# TASK BRIEF
Each line containing the word "TradingView" must be reported.

Rows from a figure dataset
----------
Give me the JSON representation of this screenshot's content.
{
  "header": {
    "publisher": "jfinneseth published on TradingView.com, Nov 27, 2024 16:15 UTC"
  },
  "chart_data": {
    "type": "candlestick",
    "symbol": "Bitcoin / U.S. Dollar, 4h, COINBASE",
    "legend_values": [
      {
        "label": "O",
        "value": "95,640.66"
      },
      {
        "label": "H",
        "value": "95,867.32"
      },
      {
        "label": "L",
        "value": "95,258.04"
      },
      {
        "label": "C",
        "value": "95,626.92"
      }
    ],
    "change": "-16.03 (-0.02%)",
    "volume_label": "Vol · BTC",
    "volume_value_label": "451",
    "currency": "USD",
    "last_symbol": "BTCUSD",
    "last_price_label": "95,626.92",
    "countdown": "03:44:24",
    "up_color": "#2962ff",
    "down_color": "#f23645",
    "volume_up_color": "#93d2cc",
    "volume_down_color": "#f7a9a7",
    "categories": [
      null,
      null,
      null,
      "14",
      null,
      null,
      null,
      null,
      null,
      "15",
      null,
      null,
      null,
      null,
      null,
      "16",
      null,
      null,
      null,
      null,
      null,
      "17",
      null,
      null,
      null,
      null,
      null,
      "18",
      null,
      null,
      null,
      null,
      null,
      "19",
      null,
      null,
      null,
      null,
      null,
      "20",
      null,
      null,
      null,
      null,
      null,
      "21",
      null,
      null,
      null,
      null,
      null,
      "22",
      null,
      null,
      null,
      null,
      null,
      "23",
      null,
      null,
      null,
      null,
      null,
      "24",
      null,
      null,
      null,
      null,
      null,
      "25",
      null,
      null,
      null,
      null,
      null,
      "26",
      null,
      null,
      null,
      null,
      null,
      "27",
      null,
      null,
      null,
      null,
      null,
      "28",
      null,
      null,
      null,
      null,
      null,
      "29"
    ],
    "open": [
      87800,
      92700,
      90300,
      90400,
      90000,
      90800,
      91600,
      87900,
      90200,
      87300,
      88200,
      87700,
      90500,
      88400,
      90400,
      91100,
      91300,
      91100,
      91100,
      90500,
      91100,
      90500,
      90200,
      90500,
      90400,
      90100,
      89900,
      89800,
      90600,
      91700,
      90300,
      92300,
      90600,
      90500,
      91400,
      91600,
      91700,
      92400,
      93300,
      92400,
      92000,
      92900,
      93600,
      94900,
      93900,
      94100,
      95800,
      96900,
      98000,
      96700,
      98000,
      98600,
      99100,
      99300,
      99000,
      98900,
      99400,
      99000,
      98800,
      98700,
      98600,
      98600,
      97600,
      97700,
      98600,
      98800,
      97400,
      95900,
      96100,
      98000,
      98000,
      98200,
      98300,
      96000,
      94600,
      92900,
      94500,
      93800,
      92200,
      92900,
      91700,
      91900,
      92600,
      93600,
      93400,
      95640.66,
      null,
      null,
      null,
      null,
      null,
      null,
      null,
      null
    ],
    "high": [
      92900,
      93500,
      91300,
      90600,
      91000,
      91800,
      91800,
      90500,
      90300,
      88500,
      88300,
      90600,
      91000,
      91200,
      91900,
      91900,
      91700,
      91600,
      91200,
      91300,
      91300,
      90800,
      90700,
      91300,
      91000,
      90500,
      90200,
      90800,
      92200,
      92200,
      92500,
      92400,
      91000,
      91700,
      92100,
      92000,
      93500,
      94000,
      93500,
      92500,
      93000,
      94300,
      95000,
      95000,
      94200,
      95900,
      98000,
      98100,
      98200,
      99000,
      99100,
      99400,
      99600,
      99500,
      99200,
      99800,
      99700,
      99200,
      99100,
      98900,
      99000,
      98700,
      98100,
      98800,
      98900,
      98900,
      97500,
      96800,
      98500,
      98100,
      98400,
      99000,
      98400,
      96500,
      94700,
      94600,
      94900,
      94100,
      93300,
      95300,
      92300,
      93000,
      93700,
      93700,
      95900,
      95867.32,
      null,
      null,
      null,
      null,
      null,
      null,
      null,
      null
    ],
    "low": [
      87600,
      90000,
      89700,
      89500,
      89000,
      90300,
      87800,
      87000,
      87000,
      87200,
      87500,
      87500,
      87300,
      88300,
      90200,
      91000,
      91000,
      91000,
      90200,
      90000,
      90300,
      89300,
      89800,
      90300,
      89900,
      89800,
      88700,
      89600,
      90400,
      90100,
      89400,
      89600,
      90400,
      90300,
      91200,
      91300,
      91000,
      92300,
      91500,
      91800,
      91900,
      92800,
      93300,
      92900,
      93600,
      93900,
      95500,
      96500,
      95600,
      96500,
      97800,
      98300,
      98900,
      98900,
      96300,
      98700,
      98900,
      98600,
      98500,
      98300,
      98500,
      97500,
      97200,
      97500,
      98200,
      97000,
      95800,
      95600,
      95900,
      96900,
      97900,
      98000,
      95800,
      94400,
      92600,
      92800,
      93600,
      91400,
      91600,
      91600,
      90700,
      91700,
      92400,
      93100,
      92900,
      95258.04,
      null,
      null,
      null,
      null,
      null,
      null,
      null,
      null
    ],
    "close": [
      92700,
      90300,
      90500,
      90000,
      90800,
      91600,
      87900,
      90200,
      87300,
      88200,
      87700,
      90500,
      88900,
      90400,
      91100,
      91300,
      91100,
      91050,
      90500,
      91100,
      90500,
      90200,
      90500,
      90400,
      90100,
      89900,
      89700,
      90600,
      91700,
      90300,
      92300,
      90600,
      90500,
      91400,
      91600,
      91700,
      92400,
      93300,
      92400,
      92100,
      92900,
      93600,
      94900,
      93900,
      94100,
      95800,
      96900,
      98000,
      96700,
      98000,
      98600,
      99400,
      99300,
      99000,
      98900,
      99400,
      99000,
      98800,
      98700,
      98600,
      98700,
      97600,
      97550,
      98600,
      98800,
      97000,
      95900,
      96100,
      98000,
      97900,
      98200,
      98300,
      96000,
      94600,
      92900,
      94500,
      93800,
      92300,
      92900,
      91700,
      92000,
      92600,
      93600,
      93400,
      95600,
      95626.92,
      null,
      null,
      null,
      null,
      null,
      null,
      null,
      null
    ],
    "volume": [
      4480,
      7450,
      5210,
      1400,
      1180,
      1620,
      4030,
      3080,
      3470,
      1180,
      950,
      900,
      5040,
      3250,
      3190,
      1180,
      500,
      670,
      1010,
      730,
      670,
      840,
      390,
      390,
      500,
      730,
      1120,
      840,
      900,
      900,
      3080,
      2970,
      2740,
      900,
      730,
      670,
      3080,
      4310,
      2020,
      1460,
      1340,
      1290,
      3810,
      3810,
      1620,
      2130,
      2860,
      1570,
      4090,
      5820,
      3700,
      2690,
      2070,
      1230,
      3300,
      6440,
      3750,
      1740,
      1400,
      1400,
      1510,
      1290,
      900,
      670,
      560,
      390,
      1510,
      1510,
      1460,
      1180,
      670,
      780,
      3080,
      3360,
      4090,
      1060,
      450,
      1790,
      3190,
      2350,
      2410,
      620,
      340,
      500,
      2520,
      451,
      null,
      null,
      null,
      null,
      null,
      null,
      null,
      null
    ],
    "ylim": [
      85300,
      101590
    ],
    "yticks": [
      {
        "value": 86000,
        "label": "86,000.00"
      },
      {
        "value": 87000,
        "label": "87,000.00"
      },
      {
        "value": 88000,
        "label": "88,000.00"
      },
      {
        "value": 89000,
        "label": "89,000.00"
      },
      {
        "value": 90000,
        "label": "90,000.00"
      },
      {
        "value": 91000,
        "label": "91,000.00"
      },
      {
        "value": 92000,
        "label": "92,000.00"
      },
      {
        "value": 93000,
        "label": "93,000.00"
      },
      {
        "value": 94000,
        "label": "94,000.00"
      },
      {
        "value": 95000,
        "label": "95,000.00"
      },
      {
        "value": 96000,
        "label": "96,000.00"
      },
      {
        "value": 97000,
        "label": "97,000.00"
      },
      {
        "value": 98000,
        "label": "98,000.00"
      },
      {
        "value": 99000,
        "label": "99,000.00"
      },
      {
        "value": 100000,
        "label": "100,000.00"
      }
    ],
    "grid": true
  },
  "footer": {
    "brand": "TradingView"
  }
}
----------
# OUTPUT OF THE EXERCISE
    "publisher": "jfinneseth published on TradingView.com, Nov 27, 2024 16:15 UTC"
    "brand": "TradingView"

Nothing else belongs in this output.